## [SET PROBLEM]
Reproduce, without any change, the items from the line with "row-header[interactable]: 33 —" up to and including the line with "property-row[interactable]: FLOsimula =FLOsimula_TemporalS_".

## [INFORMATION SHOWN]
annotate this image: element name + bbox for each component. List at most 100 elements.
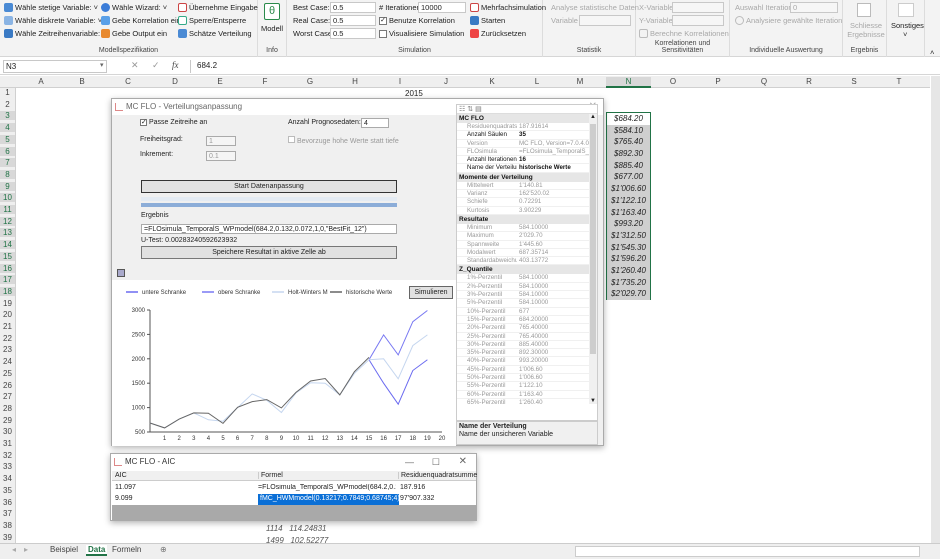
row-header[interactable]: 33 — [0, 462, 15, 471]
selected-range-n3-n18[interactable]: $684.20 $584.10 $765.40 $892.30 $885.40 $677.… — [606, 112, 651, 300]
property-row[interactable]: Name der Verteilunghistorische Werte — [457, 164, 589, 173]
row-header[interactable]: 13 — [0, 228, 15, 238]
property-row[interactable]: Maximum 2'029.70 — [457, 232, 589, 241]
choose-wizard[interactable]: Wähle Wizard: ˅ — [101, 3, 167, 12]
freiheitsgrad-spinner[interactable]: 1 — [206, 136, 236, 146]
row-header[interactable]: 6 — [0, 146, 15, 156]
column-header[interactable]: R — [789, 77, 829, 86]
property-row[interactable]: 1%-Perzentil 584.10000 — [457, 274, 589, 283]
scroll-up-icon[interactable]: ▲ — [589, 114, 597, 120]
start-button[interactable]: Starten — [470, 16, 505, 25]
maximize-icon[interactable]: ☐ — [432, 454, 440, 470]
cancel-icon[interactable]: ✕ — [131, 60, 139, 71]
property-category[interactable]: MC FLO — [457, 114, 589, 123]
row-header[interactable]: 22 — [0, 334, 15, 343]
namebox-dropdown-icon[interactable]: ▾ — [100, 61, 104, 69]
property-row[interactable]: Mittelwert 1'140.81 — [457, 182, 589, 191]
property-row[interactable]: 15%-Perzentil 684.20000 — [457, 316, 589, 325]
cell-n15[interactable]: $1'596.20 — [607, 253, 650, 265]
misc-button[interactable]: Sonstiges — [891, 21, 924, 30]
cell-n5[interactable]: $765.40 — [607, 136, 650, 149]
property-row[interactable]: FLOsimula =FLOsimula_TemporalS_ — [457, 148, 589, 157]
property-category[interactable]: Resultate — [457, 214, 589, 224]
row-header[interactable]: 12 — [0, 216, 15, 226]
row-header[interactable]: 10 — [0, 193, 15, 203]
column-header[interactable]: Q — [744, 77, 784, 86]
cell-n9[interactable]: $1'006.60 — [607, 183, 650, 195]
property-row[interactable]: 55%-Perzentil 1'122.10 — [457, 382, 589, 391]
row-header[interactable]: 21 — [0, 322, 15, 331]
cell-n7[interactable]: $885.40 — [607, 159, 650, 172]
multi-simulation-button[interactable]: Mehrfachsimulation — [470, 3, 546, 12]
column-header[interactable]: C — [108, 77, 148, 86]
property-row[interactable]: 5%-Perzentil 584.10000 — [457, 299, 589, 308]
choose-timeseries-variable[interactable]: Wähle Zeitreihenvariable: ˅ — [4, 29, 106, 38]
chart-toolbar-icon[interactable] — [117, 269, 125, 277]
row-header[interactable]: 38 — [0, 521, 15, 530]
row-header[interactable]: 7 — [0, 158, 15, 168]
row-header[interactable]: 14 — [0, 240, 15, 250]
cell-n10[interactable]: $1'122.10 — [607, 194, 650, 207]
row-header[interactable]: 37 — [0, 509, 15, 518]
collapse-ribbon-icon[interactable]: ˄ — [930, 48, 934, 57]
column-header[interactable]: F — [245, 77, 285, 86]
row-header[interactable]: 2 — [0, 100, 15, 109]
cell-n14[interactable]: $1'545.30 — [607, 241, 650, 254]
row-header[interactable]: 36 — [0, 498, 15, 507]
column-header[interactable]: I — [380, 77, 420, 86]
column-header[interactable]: L — [517, 77, 557, 86]
row-header[interactable]: 24 — [0, 357, 15, 366]
save-result-button[interactable]: Speichere Resultat in aktive Zelle ab — [141, 246, 397, 259]
analyze-iteration-button[interactable]: Analysiere gewählte Iteration — [735, 16, 842, 25]
property-row[interactable]: Kurtosis 3.90229 — [457, 207, 589, 215]
categorized-icon[interactable]: ☷ — [459, 106, 465, 113]
cell-n18[interactable]: $2'029.70 — [607, 288, 650, 300]
visualize-simulation-checkbox[interactable]: Visualisiere Simulation — [379, 29, 464, 38]
column-header[interactable]: Residuenquadratsumme — [398, 472, 477, 479]
vertical-scrollbar[interactable] — [931, 76, 940, 543]
property-row[interactable]: 40%-Perzentil 993.20000 — [457, 357, 589, 366]
property-row[interactable]: Schiefe 0.72291 — [457, 198, 589, 207]
property-row[interactable]: 65%-Perzentil 1'260.40 — [457, 399, 589, 404]
column-header[interactable]: J — [426, 77, 466, 86]
property-row[interactable]: 20%-Perzentil 765.40000 — [457, 324, 589, 333]
close-icon[interactable]: ✕ — [459, 454, 467, 470]
property-row[interactable]: Anzahl Iterationen 16 — [457, 156, 589, 165]
row-header[interactable]: 25 — [0, 369, 15, 378]
property-row[interactable]: Standardabweichung403.13772 — [457, 257, 589, 266]
enter-correlation[interactable]: Gebe Korrelation ein — [101, 16, 181, 25]
choose-discrete-variable[interactable]: Wähle diskrete Variable: ˅ — [4, 16, 102, 25]
row-header[interactable]: 3 — [0, 111, 15, 121]
column-header[interactable]: O — [653, 77, 693, 86]
sort-az-icon[interactable]: ⇅ — [467, 106, 473, 113]
column-header[interactable]: H — [335, 77, 375, 86]
next-sheet-icon[interactable]: ▸ — [24, 545, 28, 554]
cell-n3[interactable]: $684.20 — [607, 113, 650, 125]
cell-n6[interactable]: $892.30 — [607, 148, 650, 160]
sheet-tab-formeln[interactable]: Formeln — [112, 545, 141, 554]
property-row[interactable]: 10%-Perzentil 677 — [457, 308, 589, 316]
property-row[interactable]: 2%-Perzentil 584.10000 — [457, 283, 589, 292]
prev-sheet-icon[interactable]: ◂ — [12, 545, 16, 554]
property-row[interactable]: Residuenquadratsum187.91614 — [457, 123, 589, 132]
row-header[interactable]: 15 — [0, 251, 15, 261]
row-header[interactable]: 16 — [0, 263, 15, 273]
table-row-selected[interactable]: 9.099 fMC_HWMmodel(0.13217;0.7849;0.6874… — [112, 494, 476, 505]
property-row[interactable]: 35%-Perzentil 892.30000 — [457, 349, 589, 358]
property-scrollbar[interactable]: ▲ ▼ — [589, 114, 597, 404]
function-icon[interactable]: fx — [172, 60, 179, 70]
property-category[interactable]: Momente der Verteilung — [457, 172, 589, 182]
property-row[interactable]: Version MC FLO, Version=7.0.4.0 — [457, 140, 589, 148]
y-variable-select[interactable] — [672, 15, 724, 26]
estimate-distribution[interactable]: Schätze Verteilung — [178, 29, 252, 38]
table-row[interactable]: 11.097 =FLOsimula_TemporalS_WPmodel(684.… — [112, 483, 476, 494]
worst-case-input[interactable]: 0.5 — [330, 28, 376, 39]
column-header[interactable]: S — [834, 77, 874, 86]
row-header[interactable]: 23 — [0, 345, 15, 354]
best-case-input[interactable]: 0.5 — [330, 2, 376, 13]
column-header[interactable]: B — [62, 77, 102, 86]
property-row[interactable]: 50%-Perzentil 1'006.60 — [457, 374, 589, 383]
property-row[interactable]: Varianz 162'520.02 — [457, 190, 589, 199]
enter-output[interactable]: Gebe Output ein — [101, 29, 167, 38]
property-row[interactable]: Anzahl Säulen 35 — [457, 131, 589, 140]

## [EXERCISE OUTPUT]
row-header[interactable]: 33 — [0, 462, 15, 471]
selected-range-n3-n18[interactable]: $684.20 $584.10 $765.40 $892.30 $885.40 $677.… — [606, 112, 651, 300]
property-row[interactable]: Name der Verteilunghistorische Werte — [457, 164, 589, 173]
row-header[interactable]: 13 — [0, 228, 15, 238]
property-row[interactable]: Maximum 2'029.70 — [457, 232, 589, 241]
choose-wizard[interactable]: Wähle Wizard: ˅ — [101, 3, 167, 12]
freiheitsgrad-spinner[interactable]: 1 — [206, 136, 236, 146]
row-header[interactable]: 6 — [0, 146, 15, 156]
column-header[interactable]: R — [789, 77, 829, 86]
property-row[interactable]: 1%-Perzentil 584.10000 — [457, 274, 589, 283]
scroll-up-icon[interactable]: ▲ — [589, 114, 597, 120]
start-button[interactable]: Starten — [470, 16, 505, 25]
maximize-icon[interactable]: ☐ — [432, 454, 440, 470]
cancel-icon[interactable]: ✕ — [131, 60, 139, 71]
property-category[interactable]: MC FLO — [457, 114, 589, 123]
row-header[interactable]: 22 — [0, 334, 15, 343]
namebox-dropdown-icon[interactable]: ▾ — [100, 61, 104, 69]
property-row[interactable]: Mittelwert 1'140.81 — [457, 182, 589, 191]
property-row[interactable]: 15%-Perzentil 684.20000 — [457, 316, 589, 325]
cell-n15[interactable]: $1'596.20 — [607, 253, 650, 265]
misc-button[interactable]: Sonstiges — [891, 21, 924, 30]
cell-n5[interactable]: $765.40 — [607, 136, 650, 149]
property-row[interactable]: FLOsimula =FLOsimula_TemporalS_ — [457, 148, 589, 157]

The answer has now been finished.